## PROBLEM REQUIREMENTS
The lines to extract begin at the one containing "Convert this document image to plain text." and run to the end of the listing; set them down exactly and alone.

(Dataset items)

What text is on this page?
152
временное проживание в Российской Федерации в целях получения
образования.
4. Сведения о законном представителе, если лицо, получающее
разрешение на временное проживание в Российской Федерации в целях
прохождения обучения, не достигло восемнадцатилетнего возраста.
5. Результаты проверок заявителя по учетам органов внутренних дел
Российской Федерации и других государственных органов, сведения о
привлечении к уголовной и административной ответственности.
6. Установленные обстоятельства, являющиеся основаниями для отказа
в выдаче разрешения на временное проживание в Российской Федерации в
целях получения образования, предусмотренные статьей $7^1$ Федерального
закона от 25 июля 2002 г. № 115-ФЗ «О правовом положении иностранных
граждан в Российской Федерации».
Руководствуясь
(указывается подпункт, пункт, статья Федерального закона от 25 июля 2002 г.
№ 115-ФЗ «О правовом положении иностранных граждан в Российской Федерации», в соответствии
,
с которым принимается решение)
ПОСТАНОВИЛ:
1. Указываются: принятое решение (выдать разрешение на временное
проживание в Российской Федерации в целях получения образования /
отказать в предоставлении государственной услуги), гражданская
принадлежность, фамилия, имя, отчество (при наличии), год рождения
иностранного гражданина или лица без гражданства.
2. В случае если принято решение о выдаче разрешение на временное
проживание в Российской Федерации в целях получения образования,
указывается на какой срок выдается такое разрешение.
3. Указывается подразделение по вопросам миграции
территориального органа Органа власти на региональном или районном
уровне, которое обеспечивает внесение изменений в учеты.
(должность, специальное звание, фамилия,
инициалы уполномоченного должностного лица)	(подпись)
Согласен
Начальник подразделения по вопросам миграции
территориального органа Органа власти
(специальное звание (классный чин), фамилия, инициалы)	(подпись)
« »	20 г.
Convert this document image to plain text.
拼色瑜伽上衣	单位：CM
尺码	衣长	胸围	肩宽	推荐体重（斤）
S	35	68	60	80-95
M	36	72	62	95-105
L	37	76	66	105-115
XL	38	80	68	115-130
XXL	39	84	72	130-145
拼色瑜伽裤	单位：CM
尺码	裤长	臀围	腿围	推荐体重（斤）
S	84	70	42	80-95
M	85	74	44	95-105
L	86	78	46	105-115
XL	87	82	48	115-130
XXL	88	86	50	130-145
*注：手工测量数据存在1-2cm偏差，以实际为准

## RESPONSE TO THIS TASK
Convert this document image to plain text.
拼色瑜伽上衣	单位：CM
尺码	衣长	胸围	肩宽	推荐体重（斤）
S	35	68	60	80-95
M	36	72	62	95-105
L	37	76	66	105-115
XL	38	80	68	115-130
XXL	39	84	72	130-145
拼色瑜伽裤	单位：CM
尺码	裤长	臀围	腿围	推荐体重（斤）
S	84	70	42	80-95
M	85	74	44	95-105
L	86	78	46	105-115
XL	87	82	48	115-130
XXL	88	86	50	130-145
*注：手工测量数据存在1-2cm偏差，以实际为准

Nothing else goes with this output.